— BEGIN DATA EXCERPTS —
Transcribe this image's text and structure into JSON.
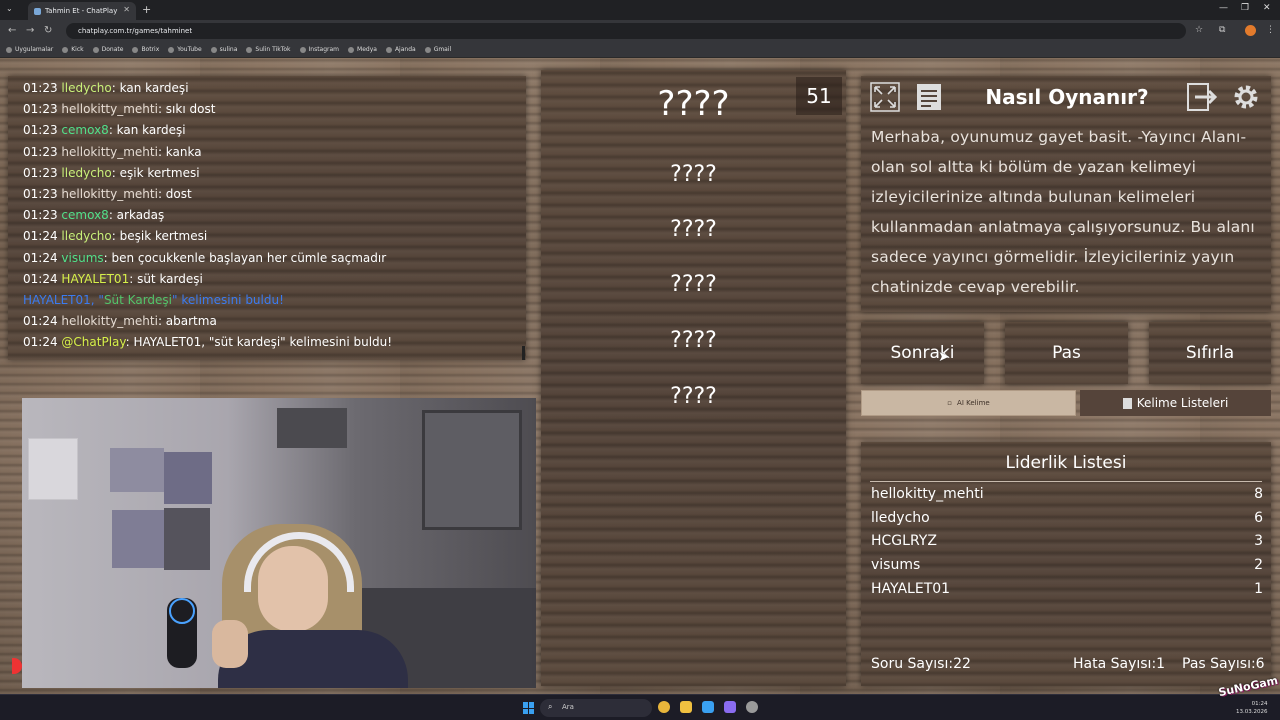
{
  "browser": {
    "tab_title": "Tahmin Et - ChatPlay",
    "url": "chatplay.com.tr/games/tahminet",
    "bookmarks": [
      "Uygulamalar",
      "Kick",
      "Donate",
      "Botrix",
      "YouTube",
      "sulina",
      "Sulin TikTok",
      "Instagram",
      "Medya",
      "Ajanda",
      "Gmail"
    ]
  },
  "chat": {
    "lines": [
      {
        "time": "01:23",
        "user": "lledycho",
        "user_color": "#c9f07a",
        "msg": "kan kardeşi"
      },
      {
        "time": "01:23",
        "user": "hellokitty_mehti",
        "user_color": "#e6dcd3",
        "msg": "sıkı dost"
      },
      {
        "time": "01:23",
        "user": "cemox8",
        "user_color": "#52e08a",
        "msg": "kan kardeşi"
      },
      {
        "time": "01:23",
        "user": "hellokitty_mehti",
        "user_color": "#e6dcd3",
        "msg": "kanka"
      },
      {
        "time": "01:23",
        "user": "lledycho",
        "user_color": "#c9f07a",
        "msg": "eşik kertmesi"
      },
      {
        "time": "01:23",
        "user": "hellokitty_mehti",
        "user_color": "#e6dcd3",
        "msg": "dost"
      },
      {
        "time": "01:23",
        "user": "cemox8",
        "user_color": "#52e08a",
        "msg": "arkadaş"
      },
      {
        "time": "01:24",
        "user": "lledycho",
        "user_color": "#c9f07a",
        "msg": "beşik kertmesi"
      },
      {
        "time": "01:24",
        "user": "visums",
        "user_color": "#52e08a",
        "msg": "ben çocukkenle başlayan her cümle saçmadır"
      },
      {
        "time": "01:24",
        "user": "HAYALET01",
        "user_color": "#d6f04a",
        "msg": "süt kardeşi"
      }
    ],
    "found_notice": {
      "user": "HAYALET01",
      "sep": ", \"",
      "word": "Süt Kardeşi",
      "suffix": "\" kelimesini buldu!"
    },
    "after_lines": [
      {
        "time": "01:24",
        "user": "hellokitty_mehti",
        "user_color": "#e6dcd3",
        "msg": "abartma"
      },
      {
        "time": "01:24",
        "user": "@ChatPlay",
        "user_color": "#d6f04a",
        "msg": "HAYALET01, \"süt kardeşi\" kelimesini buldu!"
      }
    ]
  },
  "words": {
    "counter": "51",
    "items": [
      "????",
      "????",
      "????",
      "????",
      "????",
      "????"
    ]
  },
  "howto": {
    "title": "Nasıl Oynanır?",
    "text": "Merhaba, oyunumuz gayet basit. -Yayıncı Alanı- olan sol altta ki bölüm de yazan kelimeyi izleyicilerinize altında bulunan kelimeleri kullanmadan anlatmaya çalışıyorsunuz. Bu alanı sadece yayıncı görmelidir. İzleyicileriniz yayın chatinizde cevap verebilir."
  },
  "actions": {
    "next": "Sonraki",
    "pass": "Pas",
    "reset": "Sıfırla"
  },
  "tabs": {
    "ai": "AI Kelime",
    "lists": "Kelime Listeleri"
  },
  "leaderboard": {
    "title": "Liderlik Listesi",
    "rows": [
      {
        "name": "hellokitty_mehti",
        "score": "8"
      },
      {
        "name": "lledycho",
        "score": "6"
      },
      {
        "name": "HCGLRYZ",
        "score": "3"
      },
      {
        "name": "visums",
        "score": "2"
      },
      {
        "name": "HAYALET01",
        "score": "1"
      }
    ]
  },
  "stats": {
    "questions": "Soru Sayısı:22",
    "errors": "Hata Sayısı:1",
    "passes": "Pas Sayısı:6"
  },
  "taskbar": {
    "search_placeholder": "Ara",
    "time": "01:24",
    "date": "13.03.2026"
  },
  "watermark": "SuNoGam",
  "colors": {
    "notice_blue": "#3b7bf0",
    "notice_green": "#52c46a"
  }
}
— END DATA EXCERPTS —
— BEGIN DATA EXCERPTS —
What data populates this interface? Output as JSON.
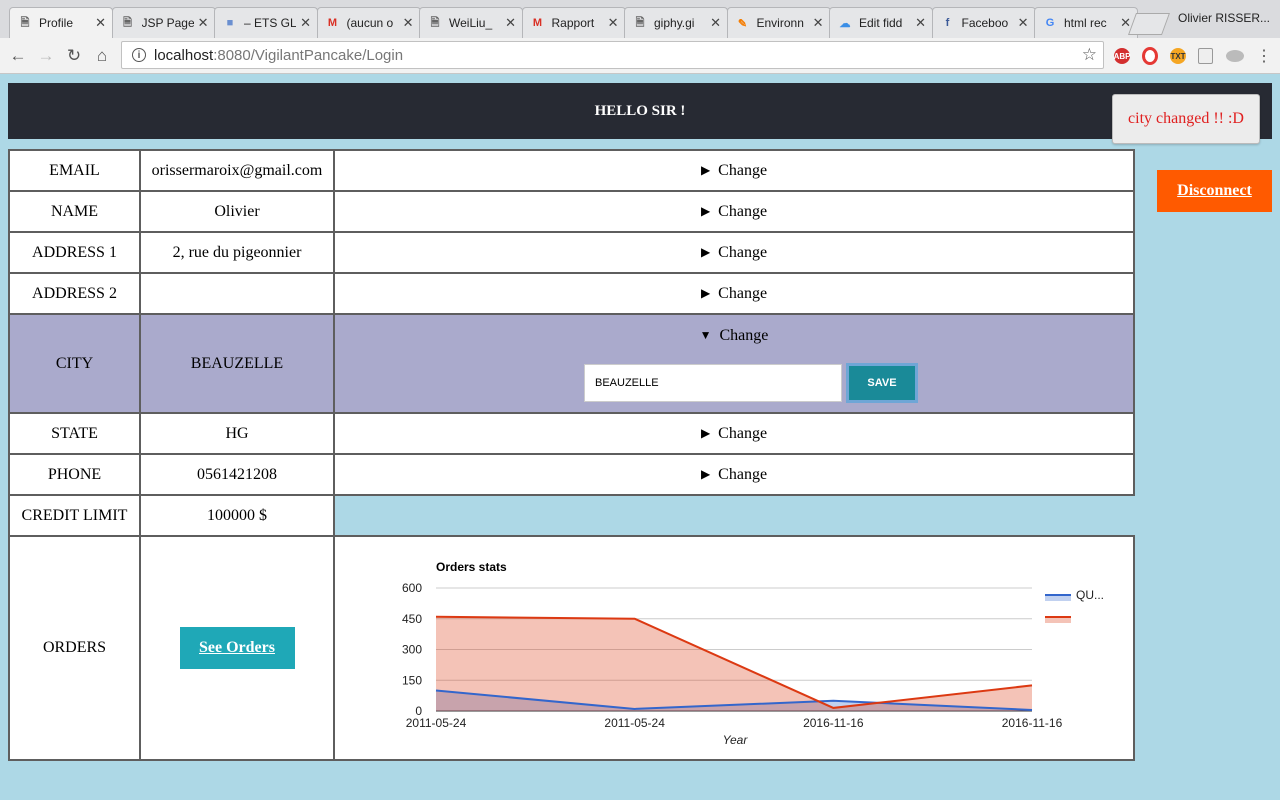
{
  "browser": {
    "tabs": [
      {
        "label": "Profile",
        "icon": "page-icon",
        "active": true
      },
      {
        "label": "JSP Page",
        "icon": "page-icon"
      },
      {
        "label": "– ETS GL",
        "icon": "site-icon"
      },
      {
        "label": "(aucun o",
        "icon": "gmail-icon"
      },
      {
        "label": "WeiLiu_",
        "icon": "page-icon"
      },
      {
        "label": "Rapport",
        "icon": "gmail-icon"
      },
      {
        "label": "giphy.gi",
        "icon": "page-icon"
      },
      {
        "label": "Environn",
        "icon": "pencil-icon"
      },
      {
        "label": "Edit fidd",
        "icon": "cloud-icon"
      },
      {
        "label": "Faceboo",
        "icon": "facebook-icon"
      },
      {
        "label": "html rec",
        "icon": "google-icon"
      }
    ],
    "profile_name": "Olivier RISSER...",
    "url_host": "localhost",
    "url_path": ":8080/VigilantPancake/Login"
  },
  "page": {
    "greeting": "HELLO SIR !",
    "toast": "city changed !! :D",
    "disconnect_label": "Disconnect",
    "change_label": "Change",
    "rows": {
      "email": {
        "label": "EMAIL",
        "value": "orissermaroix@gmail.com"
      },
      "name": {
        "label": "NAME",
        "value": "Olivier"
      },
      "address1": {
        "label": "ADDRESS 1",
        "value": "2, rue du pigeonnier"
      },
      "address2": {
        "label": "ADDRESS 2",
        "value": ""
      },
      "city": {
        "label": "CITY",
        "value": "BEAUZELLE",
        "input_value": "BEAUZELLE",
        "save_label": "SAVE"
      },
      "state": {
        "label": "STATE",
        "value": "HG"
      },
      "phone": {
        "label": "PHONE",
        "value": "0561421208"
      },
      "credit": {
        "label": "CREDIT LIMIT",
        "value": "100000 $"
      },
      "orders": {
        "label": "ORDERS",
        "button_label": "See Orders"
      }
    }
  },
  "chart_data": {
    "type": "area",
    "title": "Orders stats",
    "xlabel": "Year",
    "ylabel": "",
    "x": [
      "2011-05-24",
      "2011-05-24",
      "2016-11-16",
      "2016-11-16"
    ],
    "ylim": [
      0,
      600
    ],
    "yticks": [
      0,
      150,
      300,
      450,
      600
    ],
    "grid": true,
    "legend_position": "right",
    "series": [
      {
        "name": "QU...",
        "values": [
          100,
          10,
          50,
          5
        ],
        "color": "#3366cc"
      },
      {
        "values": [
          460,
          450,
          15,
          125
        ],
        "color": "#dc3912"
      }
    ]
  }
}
— END DATA EXCERPTS —
WHAT THE TASK REQUIRES:
Show all lines from the data above in which the word "text" appears.

REPLY TO THE TASK:
Transcribe this image's text and structure into JSON.
    "text": "Merhaba, oyunumuz gayet basit. -Yayıncı Alanı- olan sol altta ki bölüm de yazan kelimeyi izleyicilerinize altında bulunan kelimeleri kullanmadan anlatmaya çalışıyorsunuz. Bu alanı sadece yayıncı görmelidir. İzleyicileriniz yayın chatinizde cevap verebilir."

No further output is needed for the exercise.